### SHORT TASK
Pictures are not part of the copy; repeat everything else in the records exactly.

━━━ DATA TO USE

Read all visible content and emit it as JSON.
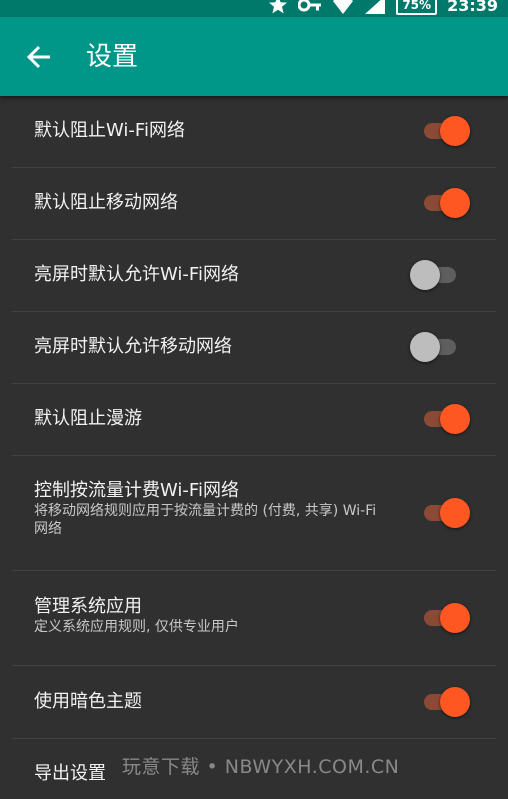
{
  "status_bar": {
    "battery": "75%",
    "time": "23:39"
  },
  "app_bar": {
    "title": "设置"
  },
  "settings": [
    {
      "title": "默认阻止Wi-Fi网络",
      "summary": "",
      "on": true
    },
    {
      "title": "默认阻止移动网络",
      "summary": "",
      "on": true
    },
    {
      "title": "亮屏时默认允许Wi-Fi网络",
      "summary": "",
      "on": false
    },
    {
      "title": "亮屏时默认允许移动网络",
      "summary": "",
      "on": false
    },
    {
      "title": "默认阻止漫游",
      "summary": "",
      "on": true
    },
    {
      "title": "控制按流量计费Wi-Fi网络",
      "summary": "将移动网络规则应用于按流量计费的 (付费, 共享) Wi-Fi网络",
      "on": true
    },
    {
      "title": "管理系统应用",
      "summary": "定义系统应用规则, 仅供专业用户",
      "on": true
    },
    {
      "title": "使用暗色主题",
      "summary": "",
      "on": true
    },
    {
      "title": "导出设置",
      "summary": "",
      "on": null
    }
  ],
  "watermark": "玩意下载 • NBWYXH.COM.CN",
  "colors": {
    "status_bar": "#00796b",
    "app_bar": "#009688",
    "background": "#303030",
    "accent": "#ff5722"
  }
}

━━━━━━

### RESULT OF THIS EXERCISE
Read all visible content and emit it as JSON.
{
  "status_bar": {
    "battery": "75%",
    "time": "23:39"
  },
  "app_bar": {
    "title": "设置"
  },
  "settings": [
    {
      "title": "默认阻止Wi-Fi网络",
      "summary": "",
      "on": true
    },
    {
      "title": "默认阻止移动网络",
      "summary": "",
      "on": true
    },
    {
      "title": "亮屏时默认允许Wi-Fi网络",
      "summary": "",
      "on": false
    },
    {
      "title": "亮屏时默认允许移动网络",
      "summary": "",
      "on": false
    },
    {
      "title": "默认阻止漫游",
      "summary": "",
      "on": true
    },
    {
      "title": "控制按流量计费Wi-Fi网络",
      "summary": "将移动网络规则应用于按流量计费的 (付费, 共享) Wi-Fi网络",
      "on": true
    },
    {
      "title": "管理系统应用",
      "summary": "定义系统应用规则, 仅供专业用户",
      "on": true
    },
    {
      "title": "使用暗色主题",
      "summary": "",
      "on": true
    },
    {
      "title": "导出设置",
      "summary": "",
      "on": null
    }
  ],
  "watermark": "玩意下载 • NBWYXH.COM.CN",
  "colors": {
    "status_bar": "#00796b",
    "app_bar": "#009688",
    "background": "#303030",
    "accent": "#ff5722"
  }
}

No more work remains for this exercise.